TASK INPUT:

☆ ☆ ☆

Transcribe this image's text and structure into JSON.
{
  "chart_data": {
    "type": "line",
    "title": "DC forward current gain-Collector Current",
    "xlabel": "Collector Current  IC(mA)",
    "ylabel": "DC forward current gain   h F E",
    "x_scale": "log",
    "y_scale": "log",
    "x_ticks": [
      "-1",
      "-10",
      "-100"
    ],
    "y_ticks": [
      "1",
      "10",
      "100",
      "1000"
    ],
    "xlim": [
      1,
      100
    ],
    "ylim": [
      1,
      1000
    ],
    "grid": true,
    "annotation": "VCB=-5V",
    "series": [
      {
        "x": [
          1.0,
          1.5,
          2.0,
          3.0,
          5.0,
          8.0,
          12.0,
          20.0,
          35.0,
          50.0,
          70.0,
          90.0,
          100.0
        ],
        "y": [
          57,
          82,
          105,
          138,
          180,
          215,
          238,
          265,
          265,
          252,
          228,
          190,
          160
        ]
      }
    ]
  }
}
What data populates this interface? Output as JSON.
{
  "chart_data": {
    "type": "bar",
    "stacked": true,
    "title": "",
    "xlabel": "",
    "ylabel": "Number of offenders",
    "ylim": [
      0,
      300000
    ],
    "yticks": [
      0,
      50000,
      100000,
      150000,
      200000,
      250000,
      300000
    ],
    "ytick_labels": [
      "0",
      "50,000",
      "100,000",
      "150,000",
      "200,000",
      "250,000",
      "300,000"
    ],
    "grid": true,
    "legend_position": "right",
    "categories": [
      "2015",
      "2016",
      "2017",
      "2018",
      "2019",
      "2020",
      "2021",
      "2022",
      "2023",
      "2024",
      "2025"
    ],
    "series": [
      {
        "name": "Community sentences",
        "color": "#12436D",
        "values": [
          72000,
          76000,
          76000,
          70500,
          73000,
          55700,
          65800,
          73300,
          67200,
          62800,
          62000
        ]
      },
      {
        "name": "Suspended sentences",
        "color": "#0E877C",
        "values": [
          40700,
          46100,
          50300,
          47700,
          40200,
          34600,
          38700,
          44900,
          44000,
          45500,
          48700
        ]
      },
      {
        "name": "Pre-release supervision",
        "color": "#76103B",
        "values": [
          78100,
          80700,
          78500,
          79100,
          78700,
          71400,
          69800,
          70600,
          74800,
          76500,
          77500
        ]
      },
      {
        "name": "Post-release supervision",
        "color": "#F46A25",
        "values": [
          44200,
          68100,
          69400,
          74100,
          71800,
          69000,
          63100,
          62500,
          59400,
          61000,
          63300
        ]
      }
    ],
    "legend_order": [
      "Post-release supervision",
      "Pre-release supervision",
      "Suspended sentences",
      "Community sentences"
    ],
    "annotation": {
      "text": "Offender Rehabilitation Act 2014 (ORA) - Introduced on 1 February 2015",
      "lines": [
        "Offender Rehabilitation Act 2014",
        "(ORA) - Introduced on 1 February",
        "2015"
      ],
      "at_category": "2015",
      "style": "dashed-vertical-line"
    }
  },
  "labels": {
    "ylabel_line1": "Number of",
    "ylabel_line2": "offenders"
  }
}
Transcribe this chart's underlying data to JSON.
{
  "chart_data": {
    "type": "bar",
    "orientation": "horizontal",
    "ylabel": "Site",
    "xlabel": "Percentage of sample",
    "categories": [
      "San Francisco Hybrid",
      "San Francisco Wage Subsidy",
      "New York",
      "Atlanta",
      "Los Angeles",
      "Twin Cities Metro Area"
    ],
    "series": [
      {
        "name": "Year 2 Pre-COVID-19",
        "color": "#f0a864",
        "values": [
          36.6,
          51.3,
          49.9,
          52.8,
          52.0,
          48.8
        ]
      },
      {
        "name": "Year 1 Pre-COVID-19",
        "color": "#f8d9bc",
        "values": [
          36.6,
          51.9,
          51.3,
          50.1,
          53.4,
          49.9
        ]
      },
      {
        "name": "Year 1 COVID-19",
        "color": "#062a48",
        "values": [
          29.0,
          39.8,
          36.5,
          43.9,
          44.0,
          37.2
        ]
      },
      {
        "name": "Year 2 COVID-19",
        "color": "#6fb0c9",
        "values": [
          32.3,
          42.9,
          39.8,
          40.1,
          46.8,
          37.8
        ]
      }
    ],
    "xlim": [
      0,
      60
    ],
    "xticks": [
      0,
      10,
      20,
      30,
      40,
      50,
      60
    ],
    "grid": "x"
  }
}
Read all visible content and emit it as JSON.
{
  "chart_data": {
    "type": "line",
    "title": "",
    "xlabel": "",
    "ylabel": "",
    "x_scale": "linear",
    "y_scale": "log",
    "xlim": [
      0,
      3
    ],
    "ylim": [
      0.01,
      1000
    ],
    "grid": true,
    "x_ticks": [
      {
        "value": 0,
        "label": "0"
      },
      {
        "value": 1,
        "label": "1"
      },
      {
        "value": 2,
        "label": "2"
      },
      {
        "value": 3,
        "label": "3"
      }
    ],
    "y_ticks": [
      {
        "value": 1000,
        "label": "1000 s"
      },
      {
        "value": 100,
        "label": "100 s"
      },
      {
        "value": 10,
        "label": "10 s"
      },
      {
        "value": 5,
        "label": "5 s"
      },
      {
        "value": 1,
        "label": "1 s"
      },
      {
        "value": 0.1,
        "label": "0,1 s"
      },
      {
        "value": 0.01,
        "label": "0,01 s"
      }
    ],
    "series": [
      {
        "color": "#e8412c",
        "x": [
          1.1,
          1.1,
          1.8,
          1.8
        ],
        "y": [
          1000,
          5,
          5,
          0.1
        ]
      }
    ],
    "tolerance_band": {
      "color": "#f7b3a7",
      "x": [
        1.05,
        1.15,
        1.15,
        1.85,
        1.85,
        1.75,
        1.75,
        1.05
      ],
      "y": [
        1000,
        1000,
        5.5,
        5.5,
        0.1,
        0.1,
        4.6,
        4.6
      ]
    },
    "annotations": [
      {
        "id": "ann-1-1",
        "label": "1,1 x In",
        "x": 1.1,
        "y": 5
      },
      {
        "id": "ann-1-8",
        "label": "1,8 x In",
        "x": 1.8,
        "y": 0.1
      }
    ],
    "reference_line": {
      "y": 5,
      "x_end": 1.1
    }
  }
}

☆ ☆ ☆

Pick out each line above that includes "Post" and show it.

        "name": "Post-release supervision",
      "Post-release supervision",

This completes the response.